Print all the entries verbatim.

▼

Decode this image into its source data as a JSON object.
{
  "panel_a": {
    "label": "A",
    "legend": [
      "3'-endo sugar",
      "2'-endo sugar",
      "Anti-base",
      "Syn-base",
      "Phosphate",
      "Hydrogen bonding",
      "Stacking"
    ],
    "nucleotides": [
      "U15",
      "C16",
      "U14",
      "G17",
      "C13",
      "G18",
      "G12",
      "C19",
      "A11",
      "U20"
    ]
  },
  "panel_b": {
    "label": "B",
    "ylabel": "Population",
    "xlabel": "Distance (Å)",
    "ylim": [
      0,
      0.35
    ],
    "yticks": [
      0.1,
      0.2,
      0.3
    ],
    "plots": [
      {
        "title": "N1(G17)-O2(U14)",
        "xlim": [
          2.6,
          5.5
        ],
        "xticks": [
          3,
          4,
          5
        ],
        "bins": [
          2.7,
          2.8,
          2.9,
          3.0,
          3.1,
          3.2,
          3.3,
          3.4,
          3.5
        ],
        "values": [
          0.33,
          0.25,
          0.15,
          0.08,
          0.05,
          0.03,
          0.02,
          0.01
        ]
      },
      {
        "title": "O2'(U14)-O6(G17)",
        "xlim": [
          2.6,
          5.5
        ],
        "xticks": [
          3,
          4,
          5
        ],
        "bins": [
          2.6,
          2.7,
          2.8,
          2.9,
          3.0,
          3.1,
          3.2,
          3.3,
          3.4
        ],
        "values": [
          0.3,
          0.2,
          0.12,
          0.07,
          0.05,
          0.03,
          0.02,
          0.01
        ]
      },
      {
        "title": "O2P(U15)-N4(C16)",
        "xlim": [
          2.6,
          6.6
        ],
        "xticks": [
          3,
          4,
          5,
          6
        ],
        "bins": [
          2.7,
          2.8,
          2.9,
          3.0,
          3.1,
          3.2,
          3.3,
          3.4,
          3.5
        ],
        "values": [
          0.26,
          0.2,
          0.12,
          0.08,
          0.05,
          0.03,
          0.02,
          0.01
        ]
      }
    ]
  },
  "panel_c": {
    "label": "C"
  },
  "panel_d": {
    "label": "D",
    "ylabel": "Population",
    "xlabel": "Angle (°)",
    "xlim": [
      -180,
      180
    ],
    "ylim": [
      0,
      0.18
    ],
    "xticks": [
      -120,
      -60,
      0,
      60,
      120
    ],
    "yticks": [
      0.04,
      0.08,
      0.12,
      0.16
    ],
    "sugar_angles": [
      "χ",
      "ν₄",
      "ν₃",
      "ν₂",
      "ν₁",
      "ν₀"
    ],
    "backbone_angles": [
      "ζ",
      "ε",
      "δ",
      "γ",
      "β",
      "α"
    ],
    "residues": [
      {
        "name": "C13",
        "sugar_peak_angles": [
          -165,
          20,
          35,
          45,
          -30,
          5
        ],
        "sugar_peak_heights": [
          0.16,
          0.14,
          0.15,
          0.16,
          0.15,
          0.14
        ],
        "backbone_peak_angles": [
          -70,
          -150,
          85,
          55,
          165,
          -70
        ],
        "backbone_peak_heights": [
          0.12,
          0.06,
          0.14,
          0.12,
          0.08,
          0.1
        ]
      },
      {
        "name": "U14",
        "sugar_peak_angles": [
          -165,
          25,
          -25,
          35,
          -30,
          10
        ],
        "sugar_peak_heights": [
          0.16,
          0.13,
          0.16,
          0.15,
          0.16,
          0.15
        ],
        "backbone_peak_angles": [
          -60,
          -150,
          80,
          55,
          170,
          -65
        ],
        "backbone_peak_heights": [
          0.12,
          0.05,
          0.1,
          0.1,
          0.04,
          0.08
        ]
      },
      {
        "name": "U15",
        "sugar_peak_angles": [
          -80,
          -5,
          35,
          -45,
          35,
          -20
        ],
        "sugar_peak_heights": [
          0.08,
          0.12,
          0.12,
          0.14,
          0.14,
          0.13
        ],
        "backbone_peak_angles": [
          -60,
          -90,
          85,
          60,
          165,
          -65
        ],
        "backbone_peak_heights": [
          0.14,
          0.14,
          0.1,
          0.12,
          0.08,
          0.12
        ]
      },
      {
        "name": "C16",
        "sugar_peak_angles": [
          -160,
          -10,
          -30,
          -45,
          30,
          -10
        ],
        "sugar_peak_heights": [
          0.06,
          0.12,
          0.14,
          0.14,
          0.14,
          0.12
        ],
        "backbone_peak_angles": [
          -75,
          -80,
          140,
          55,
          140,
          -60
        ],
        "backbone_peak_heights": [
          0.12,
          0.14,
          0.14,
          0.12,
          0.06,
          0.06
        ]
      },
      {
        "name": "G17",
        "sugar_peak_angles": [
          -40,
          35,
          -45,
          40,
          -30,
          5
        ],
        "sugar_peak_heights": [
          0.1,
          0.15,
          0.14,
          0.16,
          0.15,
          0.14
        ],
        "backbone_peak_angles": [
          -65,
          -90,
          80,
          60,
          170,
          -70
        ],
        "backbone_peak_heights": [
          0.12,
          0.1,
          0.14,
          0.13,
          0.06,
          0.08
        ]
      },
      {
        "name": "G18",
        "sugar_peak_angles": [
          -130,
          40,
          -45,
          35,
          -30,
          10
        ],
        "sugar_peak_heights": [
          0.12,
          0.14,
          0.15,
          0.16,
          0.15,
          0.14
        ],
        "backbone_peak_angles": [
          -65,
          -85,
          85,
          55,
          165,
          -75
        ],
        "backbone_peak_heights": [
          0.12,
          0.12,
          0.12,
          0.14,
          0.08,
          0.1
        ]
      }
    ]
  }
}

▲

▸ Written answer:
Decode this image into its source data as a JSON object.
{
  "panel_a": {
    "label": "A",
    "legend": [
      "3'-endo sugar",
      "2'-endo sugar",
      "Anti-base",
      "Syn-base",
      "Phosphate",
      "Hydrogen bonding",
      "Stacking"
    ],
    "nucleotides": [
      "U15",
      "C16",
      "U14",
      "G17",
      "C13",
      "G18",
      "G12",
      "C19",
      "A11",
      "U20"
    ]
  },
  "panel_b": {
    "label": "B",
    "ylabel": "Population",
    "xlabel": "Distance (Å)",
    "ylim": [
      0,
      0.35
    ],
    "yticks": [
      0.1,
      0.2,
      0.3
    ],
    "plots": [
      {
        "title": "N1(G17)-O2(U14)",
        "xlim": [
          2.6,
          5.5
        ],
        "xticks": [
          3,
          4,
          5
        ],
        "bins": [
          2.7,
          2.8,
          2.9,
          3.0,
          3.1,
          3.2,
          3.3,
          3.4,
          3.5
        ],
        "values": [
          0.33,
          0.25,
          0.15,
          0.08,
          0.05,
          0.03,
          0.02,
          0.01
        ]
      },
      {
        "title": "O2'(U14)-O6(G17)",
        "xlim": [
          2.6,
          5.5
        ],
        "xticks": [
          3,
          4,
          5
        ],
        "bins": [
          2.6,
          2.7,
          2.8,
          2.9,
          3.0,
          3.1,
          3.2,
          3.3,
          3.4
        ],
        "values": [
          0.3,
          0.2,
          0.12,
          0.07,
          0.05,
          0.03,
          0.02,
          0.01
        ]
      },
      {
        "title": "O2P(U15)-N4(C16)",
        "xlim": [
          2.6,
          6.6
        ],
        "xticks": [
          3,
          4,
          5,
          6
        ],
        "bins": [
          2.7,
          2.8,
          2.9,
          3.0,
          3.1,
          3.2,
          3.3,
          3.4,
          3.5
        ],
        "values": [
          0.26,
          0.2,
          0.12,
          0.08,
          0.05,
          0.03,
          0.02,
          0.01
        ]
      }
    ]
  },
  "panel_c": {
    "label": "C"
  },
  "panel_d": {
    "label": "D",
    "ylabel": "Population",
    "xlabel": "Angle (°)",
    "xlim": [
      -180,
      180
    ],
    "ylim": [
      0,
      0.18
    ],
    "xticks": [
      -120,
      -60,
      0,
      60,
      120
    ],
    "yticks": [
      0.04,
      0.08,
      0.12,
      0.16
    ],
    "sugar_angles": [
      "χ",
      "ν₄",
      "ν₃",
      "ν₂",
      "ν₁",
      "ν₀"
    ],
    "backbone_angles": [
      "ζ",
      "ε",
      "δ",
      "γ",
      "β",
      "α"
    ],
    "residues": [
      {
        "name": "C13",
        "sugar_peak_angles": [
          -165,
          20,
          35,
          45,
          -30,
          5
        ],
        "sugar_peak_heights": [
          0.16,
          0.14,
          0.15,
          0.16,
          0.15,
          0.14
        ],
        "backbone_peak_angles": [
          -70,
          -150,
          85,
          55,
          165,
          -70
        ],
        "backbone_peak_heights": [
          0.12,
          0.06,
          0.14,
          0.12,
          0.08,
          0.1
        ]
      },
      {
        "name": "U14",
        "sugar_peak_angles": [
          -165,
          25,
          -25,
          35,
          -30,
          10
        ],
        "sugar_peak_heights": [
          0.16,
          0.13,
          0.16,
          0.15,
          0.16,
          0.15
        ],
        "backbone_peak_angles": [
          -60,
          -150,
          80,
          55,
          170,
          -65
        ],
        "backbone_peak_heights": [
          0.12,
          0.05,
          0.1,
          0.1,
          0.04,
          0.08
        ]
      },
      {
        "name": "U15",
        "sugar_peak_angles": [
          -80,
          -5,
          35,
          -45,
          35,
          -20
        ],
        "sugar_peak_heights": [
          0.08,
          0.12,
          0.12,
          0.14,
          0.14,
          0.13
        ],
        "backbone_peak_angles": [
          -60,
          -90,
          85,
          60,
          165,
          -65
        ],
        "backbone_peak_heights": [
          0.14,
          0.14,
          0.1,
          0.12,
          0.08,
          0.12
        ]
      },
      {
        "name": "C16",
        "sugar_peak_angles": [
          -160,
          -10,
          -30,
          -45,
          30,
          -10
        ],
        "sugar_peak_heights": [
          0.06,
          0.12,
          0.14,
          0.14,
          0.14,
          0.12
        ],
        "backbone_peak_angles": [
          -75,
          -80,
          140,
          55,
          140,
          -60
        ],
        "backbone_peak_heights": [
          0.12,
          0.14,
          0.14,
          0.12,
          0.06,
          0.06
        ]
      },
      {
        "name": "G17",
        "sugar_peak_angles": [
          -40,
          35,
          -45,
          40,
          -30,
          5
        ],
        "sugar_peak_heights": [
          0.1,
          0.15,
          0.14,
          0.16,
          0.15,
          0.14
        ],
        "backbone_peak_angles": [
          -65,
          -90,
          80,
          60,
          170,
          -70
        ],
        "backbone_peak_heights": [
          0.12,
          0.1,
          0.14,
          0.13,
          0.06,
          0.08
        ]
      },
      {
        "name": "G18",
        "sugar_peak_angles": [
          -130,
          40,
          -45,
          35,
          -30,
          10
        ],
        "sugar_peak_heights": [
          0.12,
          0.14,
          0.15,
          0.16,
          0.15,
          0.14
        ],
        "backbone_peak_angles": [
          -65,
          -85,
          85,
          55,
          165,
          -75
        ],
        "backbone_peak_heights": [
          0.12,
          0.12,
          0.12,
          0.14,
          0.08,
          0.1
        ]
      }
    ]
  }
}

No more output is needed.